* EXERCISE *
Single out each line with the word "инспекция" and copy it.

* SOURCE RECORDS *
(begin)
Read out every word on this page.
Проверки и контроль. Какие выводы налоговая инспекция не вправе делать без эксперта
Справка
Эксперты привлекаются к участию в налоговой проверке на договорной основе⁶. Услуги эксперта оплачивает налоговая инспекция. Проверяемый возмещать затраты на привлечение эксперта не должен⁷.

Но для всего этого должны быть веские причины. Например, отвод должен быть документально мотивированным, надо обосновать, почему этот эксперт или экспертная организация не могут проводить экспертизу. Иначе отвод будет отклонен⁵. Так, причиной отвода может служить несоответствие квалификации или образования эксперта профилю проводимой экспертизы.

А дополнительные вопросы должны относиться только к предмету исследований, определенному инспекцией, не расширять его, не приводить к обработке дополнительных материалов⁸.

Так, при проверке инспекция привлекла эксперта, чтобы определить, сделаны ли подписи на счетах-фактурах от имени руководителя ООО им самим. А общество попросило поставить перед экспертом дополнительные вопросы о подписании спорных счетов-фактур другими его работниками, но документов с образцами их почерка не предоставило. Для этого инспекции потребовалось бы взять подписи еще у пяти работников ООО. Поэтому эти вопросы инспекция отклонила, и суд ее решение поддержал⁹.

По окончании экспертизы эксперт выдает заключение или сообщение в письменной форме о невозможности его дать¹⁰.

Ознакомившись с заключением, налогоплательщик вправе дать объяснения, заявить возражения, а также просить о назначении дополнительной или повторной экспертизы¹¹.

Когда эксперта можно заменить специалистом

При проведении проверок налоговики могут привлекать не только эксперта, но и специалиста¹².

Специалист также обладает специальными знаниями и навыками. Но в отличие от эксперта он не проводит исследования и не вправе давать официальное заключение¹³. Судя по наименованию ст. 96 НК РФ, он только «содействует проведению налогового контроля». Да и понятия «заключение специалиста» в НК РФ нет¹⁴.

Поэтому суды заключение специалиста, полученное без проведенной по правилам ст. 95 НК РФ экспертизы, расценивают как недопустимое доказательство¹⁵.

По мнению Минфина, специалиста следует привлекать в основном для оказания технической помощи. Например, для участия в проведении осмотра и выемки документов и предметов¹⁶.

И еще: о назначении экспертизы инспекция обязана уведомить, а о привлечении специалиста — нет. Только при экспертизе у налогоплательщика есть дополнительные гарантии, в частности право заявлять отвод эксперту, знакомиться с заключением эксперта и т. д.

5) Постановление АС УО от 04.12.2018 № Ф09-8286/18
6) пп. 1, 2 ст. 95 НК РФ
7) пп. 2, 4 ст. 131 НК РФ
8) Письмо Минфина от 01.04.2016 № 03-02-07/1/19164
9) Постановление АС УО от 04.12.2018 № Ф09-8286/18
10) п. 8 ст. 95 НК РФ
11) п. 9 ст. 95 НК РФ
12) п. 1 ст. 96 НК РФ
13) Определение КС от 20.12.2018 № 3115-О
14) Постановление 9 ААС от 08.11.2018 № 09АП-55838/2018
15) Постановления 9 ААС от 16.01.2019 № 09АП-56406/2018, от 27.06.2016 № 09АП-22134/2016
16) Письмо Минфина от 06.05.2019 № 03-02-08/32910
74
(end)
* FULL OUTPUT *
Проверки и контроль. Какие выводы налоговая инспекция не вправе делать без эксперта
Эксперты привлекаются к участию в налоговой проверке на договорной основе⁶. Услуги эксперта оплачивает налоговая инспекция. Проверяемый возмещать затраты на привлечение эксперта не должен⁷.
Так, при проверке инспекция привлекла эксперта, чтобы определить, сделаны ли подписи на счетах-фактурах от имени руководителя ООО им самим. А общество попросило поставить перед экспертом дополнительные вопросы о подписании спорных счетов-фактур другими его работниками, но документов с образцами их почерка не предоставило. Для этого инспекции потребовалось бы взять подписи еще у пяти работников ООО. Поэтому эти вопросы инспекция отклонила, и суд ее решение поддержал⁹.
И еще: о назначении экспертизы инспекция обязана уведомить, а о привлечении специалиста — нет. Только при экспертизе у налогоплательщика есть дополнительные гарантии, в частности право заявлять отвод эксперту, знакомиться с заключением эксперта и т. д.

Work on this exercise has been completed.